WHAT IS ASKED — Transcribe the listing in full, excluding any pictures.
======== STORED RECORDS ========
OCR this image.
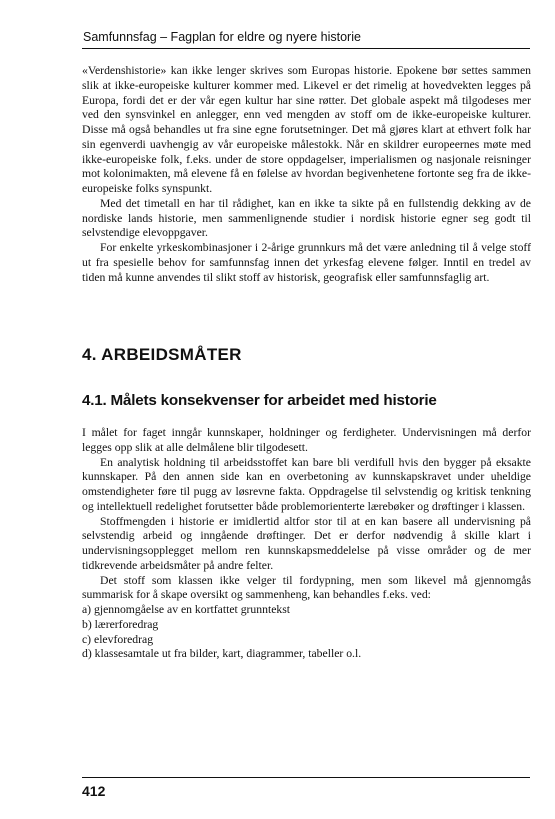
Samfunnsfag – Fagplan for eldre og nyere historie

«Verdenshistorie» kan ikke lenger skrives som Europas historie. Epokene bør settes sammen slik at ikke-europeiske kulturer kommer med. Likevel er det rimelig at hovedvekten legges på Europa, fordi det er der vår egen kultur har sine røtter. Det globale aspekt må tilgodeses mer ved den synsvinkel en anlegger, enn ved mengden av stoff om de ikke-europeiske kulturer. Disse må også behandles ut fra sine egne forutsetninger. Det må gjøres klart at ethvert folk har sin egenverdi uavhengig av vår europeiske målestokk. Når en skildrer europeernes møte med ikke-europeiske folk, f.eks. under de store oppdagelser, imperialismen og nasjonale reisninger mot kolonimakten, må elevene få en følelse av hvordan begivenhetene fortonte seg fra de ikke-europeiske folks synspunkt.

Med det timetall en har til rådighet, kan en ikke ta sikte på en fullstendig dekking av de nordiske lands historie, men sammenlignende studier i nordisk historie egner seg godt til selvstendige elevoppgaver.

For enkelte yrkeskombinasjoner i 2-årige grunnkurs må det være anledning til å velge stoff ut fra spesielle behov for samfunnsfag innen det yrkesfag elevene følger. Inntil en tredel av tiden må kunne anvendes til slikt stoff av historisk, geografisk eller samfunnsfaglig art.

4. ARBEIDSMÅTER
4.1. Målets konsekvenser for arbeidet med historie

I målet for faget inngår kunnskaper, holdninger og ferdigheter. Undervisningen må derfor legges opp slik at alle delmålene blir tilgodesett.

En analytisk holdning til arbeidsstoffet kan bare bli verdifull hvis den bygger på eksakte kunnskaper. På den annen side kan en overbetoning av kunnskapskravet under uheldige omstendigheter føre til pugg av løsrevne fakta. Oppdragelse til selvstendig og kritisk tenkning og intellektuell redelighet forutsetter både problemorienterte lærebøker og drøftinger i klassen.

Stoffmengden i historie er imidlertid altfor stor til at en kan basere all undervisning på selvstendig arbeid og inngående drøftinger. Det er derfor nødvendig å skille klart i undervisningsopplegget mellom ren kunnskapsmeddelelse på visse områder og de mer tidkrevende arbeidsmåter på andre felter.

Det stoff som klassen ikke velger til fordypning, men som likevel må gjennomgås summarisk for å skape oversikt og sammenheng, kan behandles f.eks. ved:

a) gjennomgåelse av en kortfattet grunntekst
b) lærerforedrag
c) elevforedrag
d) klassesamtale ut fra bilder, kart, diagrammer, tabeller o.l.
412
========
IN RESPONSE —
OCR this image.
Samfunnsfag – Fagplan for eldre og nyere historie

«Verdenshistorie» kan ikke lenger skrives som Europas historie. Epokene bør settes sammen slik at ikke-europeiske kulturer kommer med. Likevel er det rimelig at hovedvekten legges på Europa, fordi det er der vår egen kultur har sine røtter. Det globale aspekt må tilgodeses mer ved den synsvinkel en anlegger, enn ved mengden av stoff om de ikke-europeiske kulturer. Disse må også behandles ut fra sine egne forutsetninger. Det må gjøres klart at ethvert folk har sin egenverdi uavhengig av vår europeiske målestokk. Når en skildrer europeernes møte med ikke-europeiske folk, f.eks. under de store oppdagelser, imperialismen og nasjonale reisninger mot kolonimakten, må elevene få en følelse av hvordan begivenhetene fortonte seg fra de ikke-europeiske folks synspunkt.

Med det timetall en har til rådighet, kan en ikke ta sikte på en fullstendig dekking av de nordiske lands historie, men sammenlignende studier i nordisk historie egner seg godt til selvstendige elevoppgaver.

For enkelte yrkeskombinasjoner i 2-årige grunnkurs må det være anledning til å velge stoff ut fra spesielle behov for samfunnsfag innen det yrkesfag elevene følger. Inntil en tredel av tiden må kunne anvendes til slikt stoff av historisk, geografisk eller samfunnsfaglig art.

4. ARBEIDSMÅTER
4.1. Målets konsekvenser for arbeidet med historie

I målet for faget inngår kunnskaper, holdninger og ferdigheter. Undervisningen må derfor legges opp slik at alle delmålene blir tilgodesett.

En analytisk holdning til arbeidsstoffet kan bare bli verdifull hvis den bygger på eksakte kunnskaper. På den annen side kan en overbetoning av kunnskapskravet under uheldige omstendigheter føre til pugg av løsrevne fakta. Oppdragelse til selvstendig og kritisk tenkning og intellektuell redelighet forutsetter både problemorienterte lærebøker og drøftinger i klassen.

Stoffmengden i historie er imidlertid altfor stor til at en kan basere all undervisning på selvstendig arbeid og inngående drøftinger. Det er derfor nødvendig å skille klart i undervisningsopplegget mellom ren kunnskapsmeddelelse på visse områder og de mer tidkrevende arbeidsmåter på andre felter.

Det stoff som klassen ikke velger til fordypning, men som likevel må gjennomgås summarisk for å skape oversikt og sammenheng, kan behandles f.eks. ved:

a) gjennomgåelse av en kortfattet grunntekst
b) lærerforedrag
c) elevforedrag
d) klassesamtale ut fra bilder, kart, diagrammer, tabeller o.l.
412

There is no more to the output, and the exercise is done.